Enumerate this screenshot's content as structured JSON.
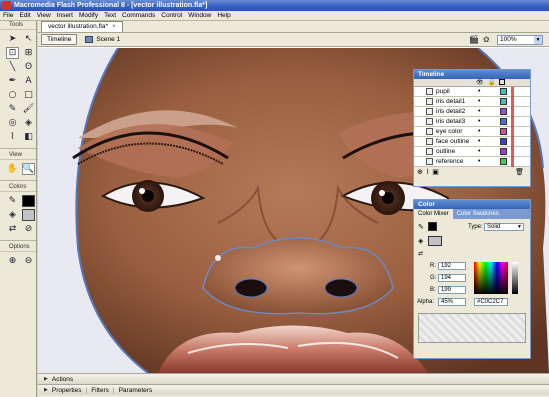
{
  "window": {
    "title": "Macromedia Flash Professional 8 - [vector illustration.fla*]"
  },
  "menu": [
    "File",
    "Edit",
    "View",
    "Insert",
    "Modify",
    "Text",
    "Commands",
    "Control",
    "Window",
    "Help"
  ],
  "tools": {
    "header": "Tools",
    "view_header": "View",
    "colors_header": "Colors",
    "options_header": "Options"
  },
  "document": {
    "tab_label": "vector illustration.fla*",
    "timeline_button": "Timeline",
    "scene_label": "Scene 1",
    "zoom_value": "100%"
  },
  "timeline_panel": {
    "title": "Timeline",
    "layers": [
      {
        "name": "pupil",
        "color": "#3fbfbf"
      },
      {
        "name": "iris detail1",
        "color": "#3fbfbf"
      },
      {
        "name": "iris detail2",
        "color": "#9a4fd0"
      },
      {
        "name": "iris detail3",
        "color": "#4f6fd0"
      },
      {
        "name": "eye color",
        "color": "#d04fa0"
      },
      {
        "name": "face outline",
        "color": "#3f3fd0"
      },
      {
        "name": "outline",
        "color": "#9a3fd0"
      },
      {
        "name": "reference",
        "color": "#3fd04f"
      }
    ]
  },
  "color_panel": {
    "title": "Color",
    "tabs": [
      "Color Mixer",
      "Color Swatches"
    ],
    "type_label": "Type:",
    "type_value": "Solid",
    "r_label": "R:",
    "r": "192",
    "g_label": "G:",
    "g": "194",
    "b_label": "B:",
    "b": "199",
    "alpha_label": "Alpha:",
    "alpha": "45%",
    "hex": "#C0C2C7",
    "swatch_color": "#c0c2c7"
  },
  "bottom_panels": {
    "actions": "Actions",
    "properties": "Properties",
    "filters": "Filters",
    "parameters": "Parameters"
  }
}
════
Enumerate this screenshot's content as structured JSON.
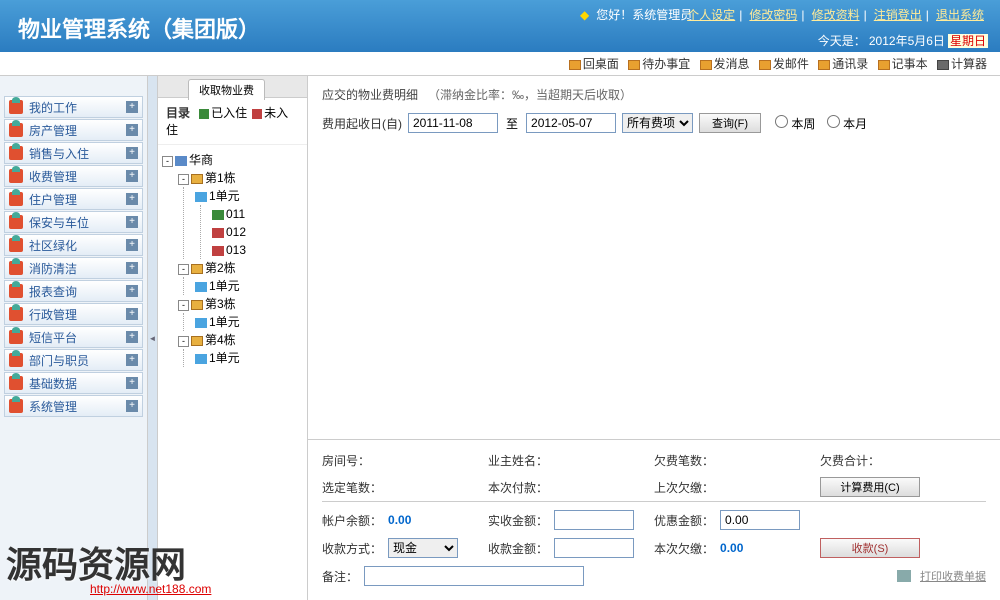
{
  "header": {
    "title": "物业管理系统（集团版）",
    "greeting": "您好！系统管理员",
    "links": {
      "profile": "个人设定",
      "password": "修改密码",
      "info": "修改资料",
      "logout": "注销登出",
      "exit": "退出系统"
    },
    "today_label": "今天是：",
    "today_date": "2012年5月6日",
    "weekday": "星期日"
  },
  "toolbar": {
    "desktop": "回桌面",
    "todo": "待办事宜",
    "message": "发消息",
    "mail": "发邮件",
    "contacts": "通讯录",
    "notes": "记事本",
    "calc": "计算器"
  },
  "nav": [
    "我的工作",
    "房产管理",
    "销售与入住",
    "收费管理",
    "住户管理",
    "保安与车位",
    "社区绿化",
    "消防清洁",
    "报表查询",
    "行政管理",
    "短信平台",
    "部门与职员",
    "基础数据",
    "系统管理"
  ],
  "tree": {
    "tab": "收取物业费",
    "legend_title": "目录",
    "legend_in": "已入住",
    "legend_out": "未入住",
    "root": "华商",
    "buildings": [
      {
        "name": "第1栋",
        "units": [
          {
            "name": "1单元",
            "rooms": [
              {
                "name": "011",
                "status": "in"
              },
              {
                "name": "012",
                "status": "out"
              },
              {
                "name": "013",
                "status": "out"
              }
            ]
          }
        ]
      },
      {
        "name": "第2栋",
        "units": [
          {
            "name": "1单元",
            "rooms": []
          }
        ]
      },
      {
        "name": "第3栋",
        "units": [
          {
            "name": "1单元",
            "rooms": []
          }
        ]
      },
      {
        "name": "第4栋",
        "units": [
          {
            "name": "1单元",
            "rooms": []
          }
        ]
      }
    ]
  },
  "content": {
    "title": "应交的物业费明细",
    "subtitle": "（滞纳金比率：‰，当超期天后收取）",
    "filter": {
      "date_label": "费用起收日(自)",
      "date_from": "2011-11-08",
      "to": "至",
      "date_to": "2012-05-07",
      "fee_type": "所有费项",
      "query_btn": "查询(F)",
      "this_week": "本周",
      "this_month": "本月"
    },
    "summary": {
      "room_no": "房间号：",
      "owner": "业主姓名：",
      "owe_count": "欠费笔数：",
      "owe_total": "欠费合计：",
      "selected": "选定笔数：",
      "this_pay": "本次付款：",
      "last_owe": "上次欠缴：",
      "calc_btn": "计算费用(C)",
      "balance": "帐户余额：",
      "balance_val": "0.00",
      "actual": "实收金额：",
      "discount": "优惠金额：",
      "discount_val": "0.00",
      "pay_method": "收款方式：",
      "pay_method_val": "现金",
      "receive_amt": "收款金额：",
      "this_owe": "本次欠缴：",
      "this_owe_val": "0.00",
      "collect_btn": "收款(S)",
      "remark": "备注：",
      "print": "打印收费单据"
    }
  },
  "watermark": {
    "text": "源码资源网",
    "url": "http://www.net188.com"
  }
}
════
Count every line above that holds the string "illustration" and give the total, nothing more.

2